## Task to complete
Identify the lines holding "Larsen" and copy them.

Stored entries:

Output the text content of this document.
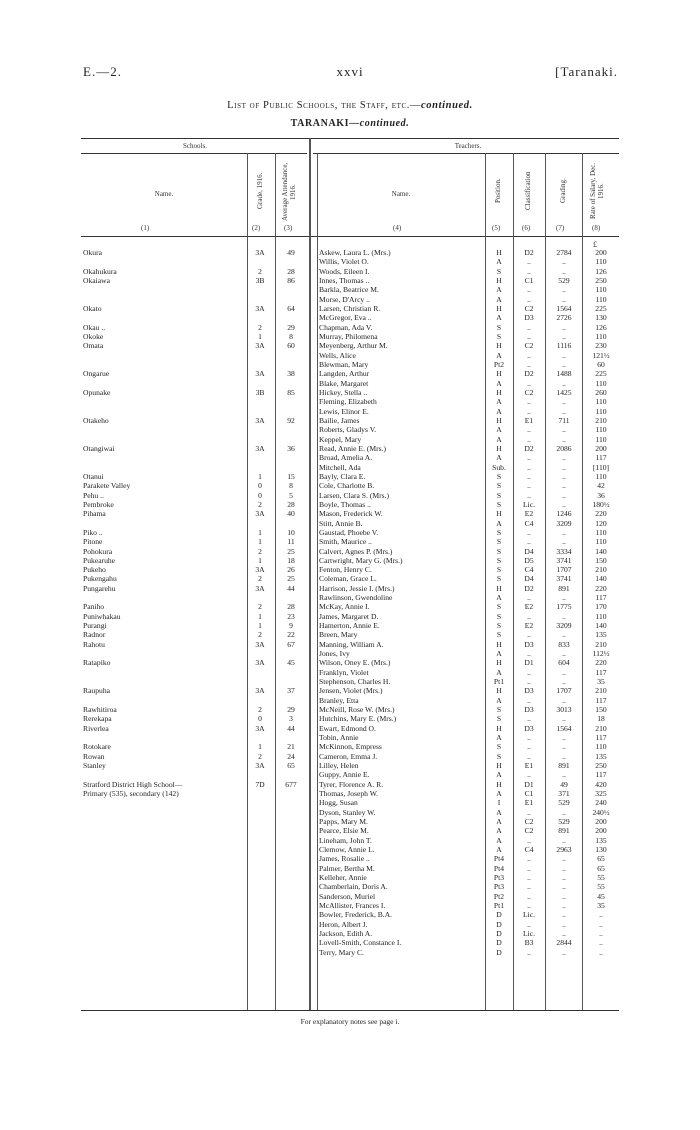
E.—2.	xxvi	[Taranaki.
List of Public Schools, the Staff, etc.—continued.
TARANAKI—continued.
Schools.	Teachers.
Name.	Grade, 1916. Average Attendance, 1916.	Name.	Position.	Classification	Grading.	Rate of Salary, Dec. 1916.
(1)	(2)	(3)	(4)	(5)	(6)	(7)	(8)
£
Okura	3A	49	Askew, Laura L. (Mrs.)	H	D2	2784	200
Willis, Violet O.	A	..	..	110
Okahukura	2	28	Woods, Eileen I.	S	..	..	126
Okaiawa	3B	86	Innes, Thomas ..	H	C1	529	250
Barkla, Beatrice M.	A	..	..	110
Morse, D'Arcy ..	A	..	..	110
Okato	3A	64	Larsen, Christian R.	H	C2	1564	225
McGregor, Eva ..	A	D3	2726	130
Okau ..	2	29	Chapman, Ada V.	S	..	..	126
Okoke	1	8	Murray, Philomena	S	..	..	110
Omata	3A	60	Meyenberg, Arthur M.	H	C2	1116	230
Wells, Alice	A	..	..	121½
Blewman, Mary	Pt2	..	..	60
Ongarue	3A	38	Langden, Arthur	H	D2	1488	225
Blake, Margaret	A	..	..	110
Opunake	3B	85	Hickey, Stella ..	H	C2	1425	260
Fleming, Elizabeth	A	..	..	110
Lewis, Elinor E.	A	..	..	110
Otakeho	3A	92	Bailie, James	H	E1	711	210
Roberts, Gladys V.	A	..	..	110
Keppel, Mary	A	..	..	110
Otangiwai	3A	36	Read, Annie E. (Mrs.)	H	D2	2086	200
Broad, Amelia A.	A	..	..	117
Mitchell, Ada	Sub.	..	..	[110]
Otanui	1	15	Bayly, Clara E.	S	..	..	110
Parakete Valley	0	8	Cole, Charlotte B.	S	..	..	42
Pehu ..	0	5	Larsen, Clara S. (Mrs.)	S	..	..	36
Pembroke	2	28	Boyle, Thomas ..	S	Lic.	..	180½
Pihama	3A	40	Mason, Frederick W.	H	E2	1246	220
Stitt, Annie B.	A	C4	3209	120
Piko ..	1	10	Gaustad, Phoebe V.	S	..	..	110
Pitone	1	11	Smith, Maurice ..	S	..	..	110
Pohokura	2	25	Calvert, Agnes P. (Mrs.)	S	D4	3334	140
Pukearuhe	1	18	Cartwright, Mary G. (Mrs.)	S	D5	3741	150
Pukeho	3A	26	Fenton, Henry C.	S	C4	1707	210
Pukengahu	2	25	Coleman, Grace L.	S	D4	3741	140
Pungarehu	3A	44	Harrison, Jessie I. (Mrs.)	H	D2	891	220
Rawlinson, Gwendoline	A	..	..	117
Paniho	2	28	McKay, Annie I.	S	E2	1775	170
Puniwhakau	1	23	James, Margaret D.	S	..	..	110
Purangi	1	9	Hamerton, Annie E.	S	E2	3209	140
Radnor	2	22	Breen, Mary	S	..	..	135
Rahotu	3A	67	Manning, William A.	H	D3	833	210
Jones, Ivy	A	..	..	112½
Ratapiko	3A	45	Wilson, Oney E. (Mrs.)	H	D1	604	220
Franklyn, Violet	A	..	..	117
Stephenson, Charles H.	Pt1	..	..	35
Raupuha	3A	37	Jensen, Violet (Mrs.)	H	D3	1707	210
Branley, Etta	A	..	..	117
Rawhitiroa	2	29	McNeill, Rose W. (Mrs.)	S	D3	3013	150
Rerekapa	0	3	Hutchins, Mary E. (Mrs.)	S	..	..	18
Riverlea	3A	44	Ewart, Edmond O.	H	D3	1564	210
Tobin, Annie	A	..	..	117
Rotokare	1	21	McKinnon, Empress	S	..	..	110
Rowan	2	24	Cameron, Emma J.	S	..	..	135
Stanley	3A	65	Lilley, Helen	H	E1	891	250
Guppy, Annie E.	A	..	..	117
Stratford District High School—	7D	677	Tyrer, Florence A. R.	H	D1	49	420
Primary (535), secondary (142)	Thomas, Joseph W.	A	C1	371	325
Hogg, Susan	I	E1	529	240
Dyson, Stanley W.	A	..	..	240½
Papps, Mary M.	A	C2	529	200
Pearce, Elsie M.	A	C2	891	200
Lineham, John T.	A	..	..	135
Clemow, Annie L.	A	C4	2963	130
James, Rosalie ..	Pt4	..	..	65
Palmer, Bertha M.	Pt4	..	..	65
Kelleher, Annie	Pt3	..	..	55
Chamberlain, Doris A.	Pt3	..	..	55
Sanderson, Muriel	Pt2	..	..	45
McAllister, Frances I.	Pt1	..	..	35
Bowler, Frederick, B.A.	D	Lic.	..	..
Heron, Albert J.	D	..	..	..
Jackson, Edith A.	D	Lic.	..	..
Lovell-Smith, Constance I.	D	B3	2844	..
Terry, Mary C.	D	..	..	..
For explanatory notes see page i.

## Result of the task
Okato	3A	64	Larsen, Christian R.	H	C2	1564	225
Pehu ..	0	5	Larsen, Clara S. (Mrs.)	S	..	..	36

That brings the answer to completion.